==== RECORDS

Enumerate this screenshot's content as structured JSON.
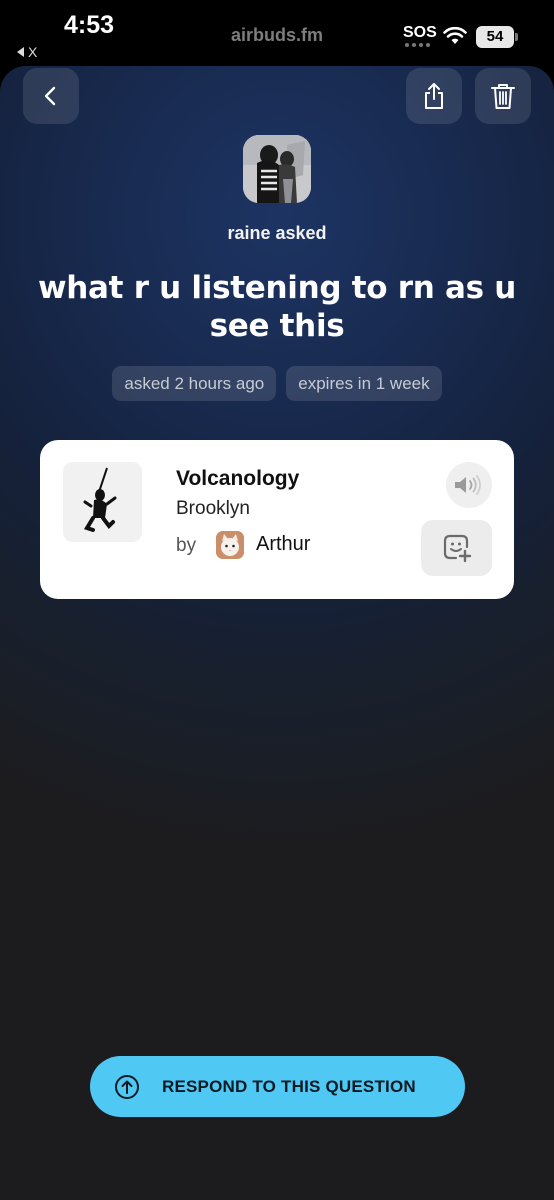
{
  "status_bar": {
    "time": "4:53",
    "back_app": "X",
    "url": "airbuds.fm",
    "sos": "SOS",
    "battery": "54"
  },
  "toolbar": {
    "back_icon": "chevron-left-icon",
    "share_icon": "share-icon",
    "delete_icon": "trash-icon"
  },
  "question": {
    "asker_label": "raine asked",
    "text": "what r u listening to rn as u see this",
    "asked_ago": "asked 2 hours ago",
    "expires": "expires in 1 week"
  },
  "track_card": {
    "song": "Volcanology",
    "artist": "Brooklyn",
    "by_label": "by",
    "shared_by": "Arthur",
    "speaker_icon": "speaker-icon",
    "sticker_icon": "add-sticker-icon"
  },
  "respond_button": {
    "label": "RESPOND TO THIS QUESTION",
    "icon": "arrow-up-circle-icon",
    "color": "#4fc8f4"
  }
}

========

• **TO DO**: Copy out each line word for word, please, skipping the images.

• **EXPECTED ANSWER**:
Enumerate this screenshot's content as structured JSON.
{
  "status_bar": {
    "time": "4:53",
    "back_app": "X",
    "url": "airbuds.fm",
    "sos": "SOS",
    "battery": "54"
  },
  "toolbar": {
    "back_icon": "chevron-left-icon",
    "share_icon": "share-icon",
    "delete_icon": "trash-icon"
  },
  "question": {
    "asker_label": "raine asked",
    "text": "what r u listening to rn as u see this",
    "asked_ago": "asked 2 hours ago",
    "expires": "expires in 1 week"
  },
  "track_card": {
    "song": "Volcanology",
    "artist": "Brooklyn",
    "by_label": "by",
    "shared_by": "Arthur",
    "speaker_icon": "speaker-icon",
    "sticker_icon": "add-sticker-icon"
  },
  "respond_button": {
    "label": "RESPOND TO THIS QUESTION",
    "icon": "arrow-up-circle-icon",
    "color": "#4fc8f4"
  }
}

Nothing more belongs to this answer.